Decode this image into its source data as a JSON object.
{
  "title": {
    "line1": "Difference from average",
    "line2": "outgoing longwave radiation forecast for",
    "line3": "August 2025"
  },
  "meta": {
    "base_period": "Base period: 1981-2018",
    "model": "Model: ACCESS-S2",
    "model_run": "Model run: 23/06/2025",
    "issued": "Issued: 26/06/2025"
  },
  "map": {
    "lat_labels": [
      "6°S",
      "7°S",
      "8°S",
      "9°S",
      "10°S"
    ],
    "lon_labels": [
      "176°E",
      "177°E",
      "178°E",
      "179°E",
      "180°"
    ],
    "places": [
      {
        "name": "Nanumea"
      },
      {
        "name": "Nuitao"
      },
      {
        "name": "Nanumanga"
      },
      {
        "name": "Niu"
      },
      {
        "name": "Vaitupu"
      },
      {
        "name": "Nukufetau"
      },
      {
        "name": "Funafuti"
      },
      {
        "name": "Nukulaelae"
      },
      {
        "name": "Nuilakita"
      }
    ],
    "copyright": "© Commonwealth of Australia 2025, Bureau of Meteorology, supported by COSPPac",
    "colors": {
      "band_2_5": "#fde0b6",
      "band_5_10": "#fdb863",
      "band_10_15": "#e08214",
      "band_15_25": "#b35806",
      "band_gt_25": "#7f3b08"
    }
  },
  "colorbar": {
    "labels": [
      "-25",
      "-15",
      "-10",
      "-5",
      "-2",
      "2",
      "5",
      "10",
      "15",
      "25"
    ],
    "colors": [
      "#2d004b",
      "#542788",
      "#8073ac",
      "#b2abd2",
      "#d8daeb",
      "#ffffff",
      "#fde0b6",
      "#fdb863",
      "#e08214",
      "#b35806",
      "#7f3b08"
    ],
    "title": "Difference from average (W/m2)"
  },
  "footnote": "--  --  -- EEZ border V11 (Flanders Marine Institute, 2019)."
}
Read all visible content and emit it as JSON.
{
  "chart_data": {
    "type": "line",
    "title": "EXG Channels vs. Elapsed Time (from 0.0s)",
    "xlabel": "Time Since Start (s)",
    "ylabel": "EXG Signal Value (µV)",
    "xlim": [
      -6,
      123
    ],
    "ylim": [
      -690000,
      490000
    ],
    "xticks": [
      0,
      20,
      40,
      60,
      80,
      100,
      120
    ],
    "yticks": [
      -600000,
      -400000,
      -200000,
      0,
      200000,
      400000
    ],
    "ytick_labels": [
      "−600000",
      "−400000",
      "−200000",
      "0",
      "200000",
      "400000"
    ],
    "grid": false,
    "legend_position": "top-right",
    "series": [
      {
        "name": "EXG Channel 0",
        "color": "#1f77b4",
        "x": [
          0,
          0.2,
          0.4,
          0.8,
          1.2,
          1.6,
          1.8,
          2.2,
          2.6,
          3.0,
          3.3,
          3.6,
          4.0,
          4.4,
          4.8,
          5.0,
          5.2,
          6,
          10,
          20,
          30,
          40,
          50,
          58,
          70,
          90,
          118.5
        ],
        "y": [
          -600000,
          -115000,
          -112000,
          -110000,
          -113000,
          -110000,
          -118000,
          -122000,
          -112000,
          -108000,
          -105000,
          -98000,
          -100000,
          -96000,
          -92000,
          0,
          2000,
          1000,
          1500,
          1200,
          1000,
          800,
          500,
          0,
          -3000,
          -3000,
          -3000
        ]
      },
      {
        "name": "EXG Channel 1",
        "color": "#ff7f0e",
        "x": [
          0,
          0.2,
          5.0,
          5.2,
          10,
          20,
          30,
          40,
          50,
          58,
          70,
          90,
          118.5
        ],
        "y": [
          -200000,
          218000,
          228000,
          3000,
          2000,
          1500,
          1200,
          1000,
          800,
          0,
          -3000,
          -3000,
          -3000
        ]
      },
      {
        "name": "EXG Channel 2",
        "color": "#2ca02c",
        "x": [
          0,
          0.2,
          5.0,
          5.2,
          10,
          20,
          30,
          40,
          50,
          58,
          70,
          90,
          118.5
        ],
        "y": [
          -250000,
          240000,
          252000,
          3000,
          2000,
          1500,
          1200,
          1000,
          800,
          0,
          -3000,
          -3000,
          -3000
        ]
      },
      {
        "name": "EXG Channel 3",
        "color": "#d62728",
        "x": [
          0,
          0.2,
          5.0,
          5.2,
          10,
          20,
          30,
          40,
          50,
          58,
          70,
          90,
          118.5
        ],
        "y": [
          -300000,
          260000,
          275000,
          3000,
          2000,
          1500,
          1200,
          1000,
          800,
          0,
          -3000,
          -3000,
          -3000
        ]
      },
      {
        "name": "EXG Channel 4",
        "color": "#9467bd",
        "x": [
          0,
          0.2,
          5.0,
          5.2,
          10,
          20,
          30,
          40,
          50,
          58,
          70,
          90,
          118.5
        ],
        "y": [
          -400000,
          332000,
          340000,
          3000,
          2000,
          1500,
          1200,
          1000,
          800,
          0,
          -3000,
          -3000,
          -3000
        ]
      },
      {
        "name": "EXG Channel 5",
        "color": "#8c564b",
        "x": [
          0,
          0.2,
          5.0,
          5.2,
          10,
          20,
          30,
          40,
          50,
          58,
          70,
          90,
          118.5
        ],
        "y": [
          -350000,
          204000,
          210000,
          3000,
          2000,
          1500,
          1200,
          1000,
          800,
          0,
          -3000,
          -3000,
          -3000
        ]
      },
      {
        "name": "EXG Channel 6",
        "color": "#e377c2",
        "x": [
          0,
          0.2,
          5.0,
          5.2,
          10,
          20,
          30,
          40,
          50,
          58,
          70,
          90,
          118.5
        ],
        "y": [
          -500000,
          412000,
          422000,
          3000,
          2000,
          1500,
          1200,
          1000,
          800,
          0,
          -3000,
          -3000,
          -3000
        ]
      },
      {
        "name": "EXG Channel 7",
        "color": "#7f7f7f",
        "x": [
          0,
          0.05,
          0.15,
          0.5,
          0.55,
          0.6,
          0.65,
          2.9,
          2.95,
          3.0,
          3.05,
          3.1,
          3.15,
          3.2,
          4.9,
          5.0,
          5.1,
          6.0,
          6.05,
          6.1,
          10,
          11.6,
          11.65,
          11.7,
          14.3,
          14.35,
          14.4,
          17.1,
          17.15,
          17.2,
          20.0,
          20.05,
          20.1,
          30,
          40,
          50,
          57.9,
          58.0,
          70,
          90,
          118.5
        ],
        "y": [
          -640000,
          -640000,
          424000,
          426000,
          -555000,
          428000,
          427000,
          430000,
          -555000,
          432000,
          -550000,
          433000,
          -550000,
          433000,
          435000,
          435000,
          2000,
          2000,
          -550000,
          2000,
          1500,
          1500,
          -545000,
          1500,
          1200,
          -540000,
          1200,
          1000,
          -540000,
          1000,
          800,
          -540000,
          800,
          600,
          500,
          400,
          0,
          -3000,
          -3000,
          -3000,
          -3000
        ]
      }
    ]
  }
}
======
### Required task
Quote the data above in full, changing nothing.

### Answer in full
Decode this image into its source data as a JSON object.
{
  "title": {
    "line1": "Difference from average",
    "line2": "outgoing longwave radiation forecast for",
    "line3": "August 2025"
  },
  "meta": {
    "base_period": "Base period: 1981-2018",
    "model": "Model: ACCESS-S2",
    "model_run": "Model run: 23/06/2025",
    "issued": "Issued: 26/06/2025"
  },
  "map": {
    "lat_labels": [
      "6°S",
      "7°S",
      "8°S",
      "9°S",
      "10°S"
    ],
    "lon_labels": [
      "176°E",
      "177°E",
      "178°E",
      "179°E",
      "180°"
    ],
    "places": [
      {
        "name": "Nanumea"
      },
      {
        "name": "Nuitao"
      },
      {
        "name": "Nanumanga"
      },
      {
        "name": "Niu"
      },
      {
        "name": "Vaitupu"
      },
      {
        "name": "Nukufetau"
      },
      {
        "name": "Funafuti"
      },
      {
        "name": "Nukulaelae"
      },
      {
        "name": "Nuilakita"
      }
    ],
    "copyright": "© Commonwealth of Australia 2025, Bureau of Meteorology, supported by COSPPac",
    "colors": {
      "band_2_5": "#fde0b6",
      "band_5_10": "#fdb863",
      "band_10_15": "#e08214",
      "band_15_25": "#b35806",
      "band_gt_25": "#7f3b08"
    }
  },
  "colorbar": {
    "labels": [
      "-25",
      "-15",
      "-10",
      "-5",
      "-2",
      "2",
      "5",
      "10",
      "15",
      "25"
    ],
    "colors": [
      "#2d004b",
      "#542788",
      "#8073ac",
      "#b2abd2",
      "#d8daeb",
      "#ffffff",
      "#fde0b6",
      "#fdb863",
      "#e08214",
      "#b35806",
      "#7f3b08"
    ],
    "title": "Difference from average (W/m2)"
  },
  "footnote": "--  --  -- EEZ border V11 (Flanders Marine Institute, 2019)."
}
Read all visible content and emit it as JSON.
{
  "chart_data": {
    "type": "line",
    "title": "EXG Channels vs. Elapsed Time (from 0.0s)",
    "xlabel": "Time Since Start (s)",
    "ylabel": "EXG Signal Value (µV)",
    "xlim": [
      -6,
      123
    ],
    "ylim": [
      -690000,
      490000
    ],
    "xticks": [
      0,
      20,
      40,
      60,
      80,
      100,
      120
    ],
    "yticks": [
      -600000,
      -400000,
      -200000,
      0,
      200000,
      400000
    ],
    "ytick_labels": [
      "−600000",
      "−400000",
      "−200000",
      "0",
      "200000",
      "400000"
    ],
    "grid": false,
    "legend_position": "top-right",
    "series": [
      {
        "name": "EXG Channel 0",
        "color": "#1f77b4",
        "x": [
          0,
          0.2,
          0.4,
          0.8,
          1.2,
          1.6,
          1.8,
          2.2,
          2.6,
          3.0,
          3.3,
          3.6,
          4.0,
          4.4,
          4.8,
          5.0,
          5.2,
          6,
          10,
          20,
          30,
          40,
          50,
          58,
          70,
          90,
          118.5
        ],
        "y": [
          -600000,
          -115000,
          -112000,
          -110000,
          -113000,
          -110000,
          -118000,
          -122000,
          -112000,
          -108000,
          -105000,
          -98000,
          -100000,
          -96000,
          -92000,
          0,
          2000,
          1000,
          1500,
          1200,
          1000,
          800,
          500,
          0,
          -3000,
          -3000,
          -3000
        ]
      },
      {
        "name": "EXG Channel 1",
        "color": "#ff7f0e",
        "x": [
          0,
          0.2,
          5.0,
          5.2,
          10,
          20,
          30,
          40,
          50,
          58,
          70,
          90,
          118.5
        ],
        "y": [
          -200000,
          218000,
          228000,
          3000,
          2000,
          1500,
          1200,
          1000,
          800,
          0,
          -3000,
          -3000,
          -3000
        ]
      },
      {
        "name": "EXG Channel 2",
        "color": "#2ca02c",
        "x": [
          0,
          0.2,
          5.0,
          5.2,
          10,
          20,
          30,
          40,
          50,
          58,
          70,
          90,
          118.5
        ],
        "y": [
          -250000,
          240000,
          252000,
          3000,
          2000,
          1500,
          1200,
          1000,
          800,
          0,
          -3000,
          -3000,
          -3000
        ]
      },
      {
        "name": "EXG Channel 3",
        "color": "#d62728",
        "x": [
          0,
          0.2,
          5.0,
          5.2,
          10,
          20,
          30,
          40,
          50,
          58,
          70,
          90,
          118.5
        ],
        "y": [
          -300000,
          260000,
          275000,
          3000,
          2000,
          1500,
          1200,
          1000,
          800,
          0,
          -3000,
          -3000,
          -3000
        ]
      },
      {
        "name": "EXG Channel 4",
        "color": "#9467bd",
        "x": [
          0,
          0.2,
          5.0,
          5.2,
          10,
          20,
          30,
          40,
          50,
          58,
          70,
          90,
          118.5
        ],
        "y": [
          -400000,
          332000,
          340000,
          3000,
          2000,
          1500,
          1200,
          1000,
          800,
          0,
          -3000,
          -3000,
          -3000
        ]
      },
      {
        "name": "EXG Channel 5",
        "color": "#8c564b",
        "x": [
          0,
          0.2,
          5.0,
          5.2,
          10,
          20,
          30,
          40,
          50,
          58,
          70,
          90,
          118.5
        ],
        "y": [
          -350000,
          204000,
          210000,
          3000,
          2000,
          1500,
          1200,
          1000,
          800,
          0,
          -3000,
          -3000,
          -3000
        ]
      },
      {
        "name": "EXG Channel 6",
        "color": "#e377c2",
        "x": [
          0,
          0.2,
          5.0,
          5.2,
          10,
          20,
          30,
          40,
          50,
          58,
          70,
          90,
          118.5
        ],
        "y": [
          -500000,
          412000,
          422000,
          3000,
          2000,
          1500,
          1200,
          1000,
          800,
          0,
          -3000,
          -3000,
          -3000
        ]
      },
      {
        "name": "EXG Channel 7",
        "color": "#7f7f7f",
        "x": [
          0,
          0.05,
          0.15,
          0.5,
          0.55,
          0.6,
          0.65,
          2.9,
          2.95,
          3.0,
          3.05,
          3.1,
          3.15,
          3.2,
          4.9,
          5.0,
          5.1,
          6.0,
          6.05,
          6.1,
          10,
          11.6,
          11.65,
          11.7,
          14.3,
          14.35,
          14.4,
          17.1,
          17.15,
          17.2,
          20.0,
          20.05,
          20.1,
          30,
          40,
          50,
          57.9,
          58.0,
          70,
          90,
          118.5
        ],
        "y": [
          -640000,
          -640000,
          424000,
          426000,
          -555000,
          428000,
          427000,
          430000,
          -555000,
          432000,
          -550000,
          433000,
          -550000,
          433000,
          435000,
          435000,
          2000,
          2000,
          -550000,
          2000,
          1500,
          1500,
          -545000,
          1500,
          1200,
          -540000,
          1200,
          1000,
          -540000,
          1000,
          800,
          -540000,
          800,
          600,
          500,
          400,
          0,
          -3000,
          -3000,
          -3000,
          -3000
        ]
      }
    ]
  }
}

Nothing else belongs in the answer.